Data for processing:

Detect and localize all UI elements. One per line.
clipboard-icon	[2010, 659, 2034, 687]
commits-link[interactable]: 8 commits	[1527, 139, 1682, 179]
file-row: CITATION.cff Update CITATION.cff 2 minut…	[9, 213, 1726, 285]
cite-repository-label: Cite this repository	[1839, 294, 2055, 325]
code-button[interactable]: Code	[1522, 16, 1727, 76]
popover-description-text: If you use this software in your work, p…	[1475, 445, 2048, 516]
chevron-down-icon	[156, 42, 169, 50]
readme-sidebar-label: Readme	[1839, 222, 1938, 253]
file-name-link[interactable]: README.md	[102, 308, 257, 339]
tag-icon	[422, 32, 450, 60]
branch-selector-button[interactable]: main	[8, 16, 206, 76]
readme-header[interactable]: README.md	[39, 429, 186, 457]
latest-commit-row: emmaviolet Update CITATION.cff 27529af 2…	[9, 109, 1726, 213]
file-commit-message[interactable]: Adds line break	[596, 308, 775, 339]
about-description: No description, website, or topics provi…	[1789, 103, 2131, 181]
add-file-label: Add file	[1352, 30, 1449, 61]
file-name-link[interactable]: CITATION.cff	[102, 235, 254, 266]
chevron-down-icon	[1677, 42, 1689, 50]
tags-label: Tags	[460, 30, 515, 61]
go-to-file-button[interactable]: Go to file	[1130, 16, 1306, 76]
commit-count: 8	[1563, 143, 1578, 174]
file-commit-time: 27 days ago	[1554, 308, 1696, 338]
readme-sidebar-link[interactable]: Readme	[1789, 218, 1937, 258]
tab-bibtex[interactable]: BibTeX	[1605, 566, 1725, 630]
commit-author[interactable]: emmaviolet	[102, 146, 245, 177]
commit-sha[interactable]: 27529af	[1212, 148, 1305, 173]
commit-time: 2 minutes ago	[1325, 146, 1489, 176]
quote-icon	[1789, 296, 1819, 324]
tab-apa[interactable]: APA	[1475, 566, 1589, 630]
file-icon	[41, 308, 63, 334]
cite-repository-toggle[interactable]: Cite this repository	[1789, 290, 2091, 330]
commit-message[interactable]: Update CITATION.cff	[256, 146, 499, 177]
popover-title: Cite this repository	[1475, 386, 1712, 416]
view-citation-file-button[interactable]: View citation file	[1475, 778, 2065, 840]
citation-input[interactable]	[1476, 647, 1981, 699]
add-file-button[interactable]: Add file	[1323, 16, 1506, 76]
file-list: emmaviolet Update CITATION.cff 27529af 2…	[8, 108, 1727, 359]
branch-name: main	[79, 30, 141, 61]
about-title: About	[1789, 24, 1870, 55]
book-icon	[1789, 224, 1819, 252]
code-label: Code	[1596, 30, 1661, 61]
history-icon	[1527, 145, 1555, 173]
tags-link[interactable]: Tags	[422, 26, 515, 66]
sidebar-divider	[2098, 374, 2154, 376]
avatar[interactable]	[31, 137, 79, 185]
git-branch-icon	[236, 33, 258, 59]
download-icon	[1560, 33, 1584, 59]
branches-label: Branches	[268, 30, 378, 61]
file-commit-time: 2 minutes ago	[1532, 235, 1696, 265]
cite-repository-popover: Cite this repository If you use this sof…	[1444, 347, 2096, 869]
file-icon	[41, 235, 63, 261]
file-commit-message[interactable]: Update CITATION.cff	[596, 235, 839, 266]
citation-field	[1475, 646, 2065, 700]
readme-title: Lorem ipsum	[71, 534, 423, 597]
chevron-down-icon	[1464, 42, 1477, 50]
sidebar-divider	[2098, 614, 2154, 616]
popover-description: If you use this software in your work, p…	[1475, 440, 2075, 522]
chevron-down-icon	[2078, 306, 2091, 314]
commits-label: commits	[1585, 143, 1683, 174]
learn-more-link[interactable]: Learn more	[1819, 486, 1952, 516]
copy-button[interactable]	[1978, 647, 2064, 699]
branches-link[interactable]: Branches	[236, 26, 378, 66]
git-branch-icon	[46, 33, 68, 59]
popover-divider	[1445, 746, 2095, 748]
---
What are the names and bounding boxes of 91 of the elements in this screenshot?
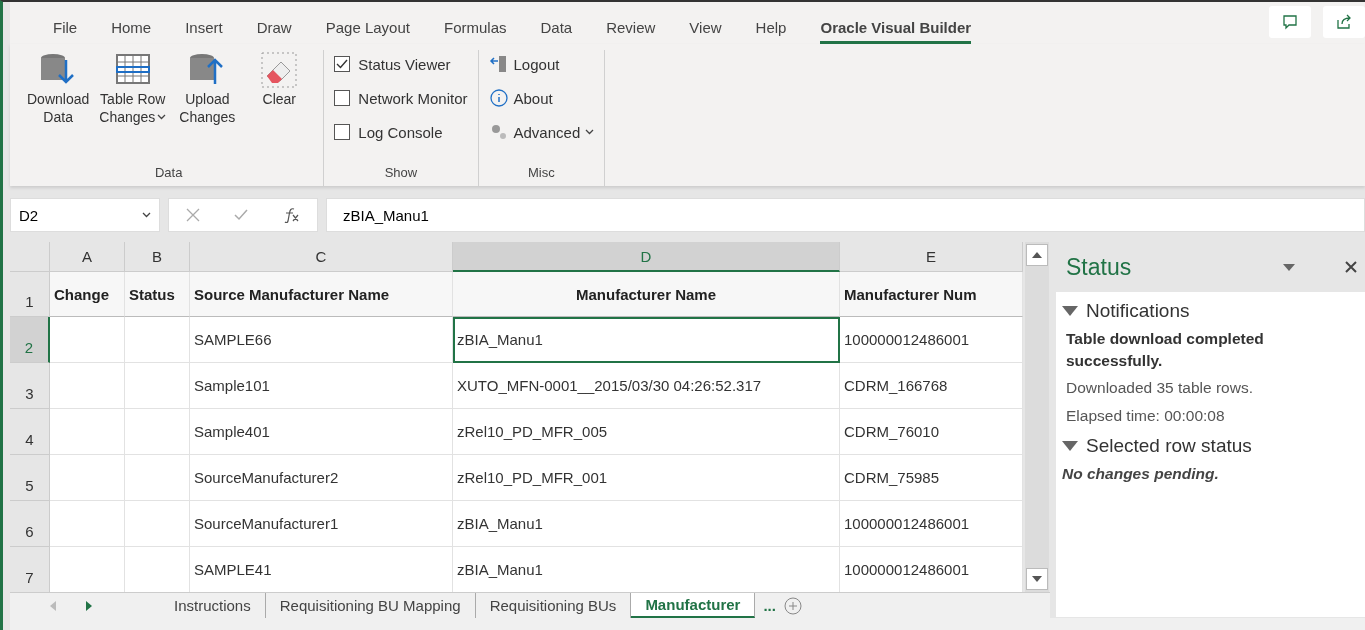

Exercise: Rewrite the records starting at the line that contains "Detect and localize" and ending at the line that contains "16, 1727, 76]", renaming "Cite this repository" to "Cite this project" and leaving everything else unchanged.

Solution to this task:
Detect and localize all UI elements. One per line.
clipboard-icon	[2010, 659, 2034, 687]
commits-link[interactable]: 8 commits	[1527, 139, 1682, 179]
file-row: CITATION.cff Update CITATION.cff 2 minut…	[9, 213, 1726, 285]
cite-repository-label: Cite this project	[1839, 294, 2055, 325]
code-button[interactable]: Code	[1522, 16, 1727, 76]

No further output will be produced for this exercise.